_Source excerpt_
• • • • • • •

# Bayesian Workflow

This notebook covers the three steps of the Bayesian workflow in the context of the coin tossing example. More precisely, we have a coin and wish to determine the probability $\theta$ of getting heads by flipping it $n$ times and observing $y$ heads. Let us assume that we were lazy and only tossed the coin 3 times. Every time we observed head.

In [None]:
N_HEADS = 3
N_TRIALS = 3

## 1. Defining a joint probability model

#### Prior

Let’s suppose we think all values of $\theta$ are equally likely, then our prior is simple a uniform distribution, i.e., $\theta \sim \text{Unif}(0,1)$. 

<!-- The associated probability density function (pdf) is,  -->

<!-- $$ p(\theta) = \begin{cases} 
      1 & 0\leq \theta \leq 1 \\
      0 & \text{otherwise}. 
   \end{cases}$$ -->



In [None]:
from scipy.stats import uniform

In [None]:
def prior(theta):
    return uniform.pdf(theta)

#### Sampling distribution

If the probability of heads is known, then the probability of $y$-times heads in $n$ flips is described by the binomial distribution, i.e., $y \sim \text{Binomial}(\theta, n)$. 
<!-- The associated probability density function is, -->

<!-- $$ p(y \vert n, \theta) = {n \choose y} \theta^y (1 - \theta)^{(n - y)}.$$ -->

In [None]:
from scipy.stats import binom

In [None]:
def likelihood(theta, y=N_HEADS, n=N_TRIALS):
    return binom.pmf(y, n, theta)

• • • • • • •

_Provided data_
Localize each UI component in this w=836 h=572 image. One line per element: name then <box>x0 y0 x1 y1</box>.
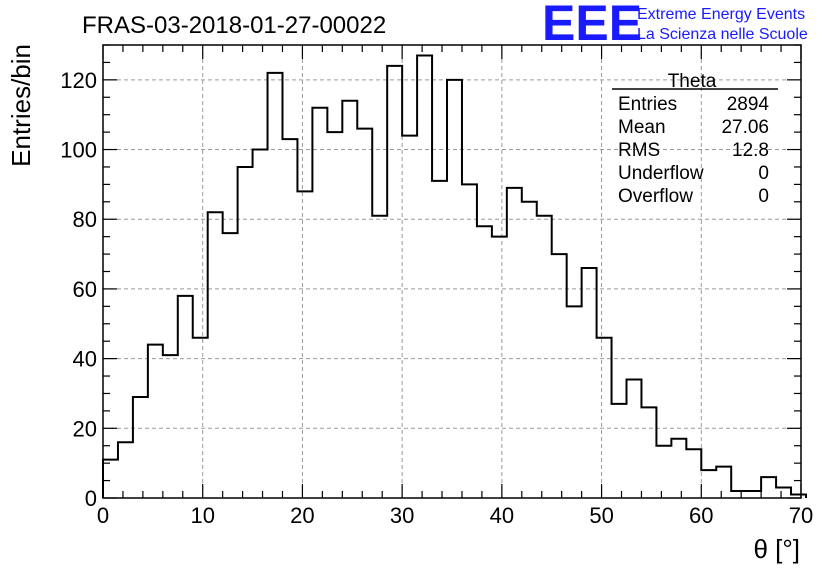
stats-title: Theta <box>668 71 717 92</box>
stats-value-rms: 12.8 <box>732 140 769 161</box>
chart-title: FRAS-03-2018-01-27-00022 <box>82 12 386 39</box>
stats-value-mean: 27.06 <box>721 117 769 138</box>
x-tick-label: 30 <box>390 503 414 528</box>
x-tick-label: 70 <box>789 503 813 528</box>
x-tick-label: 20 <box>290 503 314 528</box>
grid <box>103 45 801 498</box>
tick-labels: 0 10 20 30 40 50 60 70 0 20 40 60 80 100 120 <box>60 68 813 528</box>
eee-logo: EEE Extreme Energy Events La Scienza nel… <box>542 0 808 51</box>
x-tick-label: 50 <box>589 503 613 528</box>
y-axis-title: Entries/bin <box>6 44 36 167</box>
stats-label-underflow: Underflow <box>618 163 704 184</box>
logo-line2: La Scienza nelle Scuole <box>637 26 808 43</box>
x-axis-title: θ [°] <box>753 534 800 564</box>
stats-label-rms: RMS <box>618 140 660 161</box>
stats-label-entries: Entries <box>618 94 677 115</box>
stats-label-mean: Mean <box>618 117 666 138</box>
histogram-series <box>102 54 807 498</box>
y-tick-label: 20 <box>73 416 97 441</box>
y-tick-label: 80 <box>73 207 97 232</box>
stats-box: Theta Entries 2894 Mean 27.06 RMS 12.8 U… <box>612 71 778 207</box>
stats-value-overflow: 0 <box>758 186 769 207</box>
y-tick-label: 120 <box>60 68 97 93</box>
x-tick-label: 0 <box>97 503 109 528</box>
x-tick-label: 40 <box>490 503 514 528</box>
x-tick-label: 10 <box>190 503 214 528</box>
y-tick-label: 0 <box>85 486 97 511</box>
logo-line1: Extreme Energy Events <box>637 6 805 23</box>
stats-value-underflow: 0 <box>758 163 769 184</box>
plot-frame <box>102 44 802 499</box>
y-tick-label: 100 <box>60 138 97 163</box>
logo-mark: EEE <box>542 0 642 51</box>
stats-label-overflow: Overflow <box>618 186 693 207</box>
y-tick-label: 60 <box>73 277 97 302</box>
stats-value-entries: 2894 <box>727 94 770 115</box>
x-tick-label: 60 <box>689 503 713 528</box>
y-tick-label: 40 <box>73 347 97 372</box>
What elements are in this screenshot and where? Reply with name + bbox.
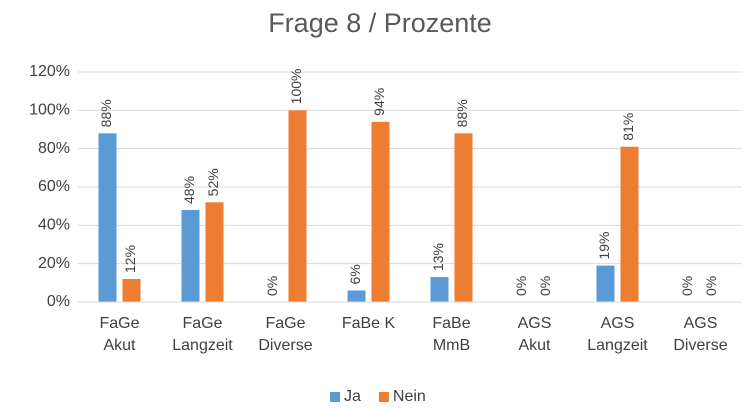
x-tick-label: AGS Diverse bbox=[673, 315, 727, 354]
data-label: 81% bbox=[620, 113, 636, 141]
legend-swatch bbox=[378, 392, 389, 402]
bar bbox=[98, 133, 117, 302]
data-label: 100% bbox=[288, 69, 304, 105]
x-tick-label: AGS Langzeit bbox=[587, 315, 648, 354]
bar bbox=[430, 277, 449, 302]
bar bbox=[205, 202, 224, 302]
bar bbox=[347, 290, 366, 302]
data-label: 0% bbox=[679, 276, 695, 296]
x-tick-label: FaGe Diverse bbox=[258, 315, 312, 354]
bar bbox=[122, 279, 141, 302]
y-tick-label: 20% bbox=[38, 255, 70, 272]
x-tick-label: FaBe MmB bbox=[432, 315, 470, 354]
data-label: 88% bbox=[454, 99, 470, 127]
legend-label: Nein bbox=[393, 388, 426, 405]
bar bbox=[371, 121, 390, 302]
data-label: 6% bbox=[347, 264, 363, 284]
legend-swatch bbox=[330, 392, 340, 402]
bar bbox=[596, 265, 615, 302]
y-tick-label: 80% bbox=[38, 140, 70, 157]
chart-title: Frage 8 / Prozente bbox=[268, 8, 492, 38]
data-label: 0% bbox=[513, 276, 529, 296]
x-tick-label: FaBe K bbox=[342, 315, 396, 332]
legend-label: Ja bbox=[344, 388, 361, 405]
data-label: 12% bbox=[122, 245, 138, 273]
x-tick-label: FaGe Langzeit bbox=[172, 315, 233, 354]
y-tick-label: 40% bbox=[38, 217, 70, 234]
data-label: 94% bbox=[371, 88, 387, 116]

• • • • • • •

_Exercise brief_
In the Bayesian workflow notebook, which distribution serves as the prior for the probability of heads?

_Complete answer_
A uniform distribution from 0 to 1, written Unif(0,1).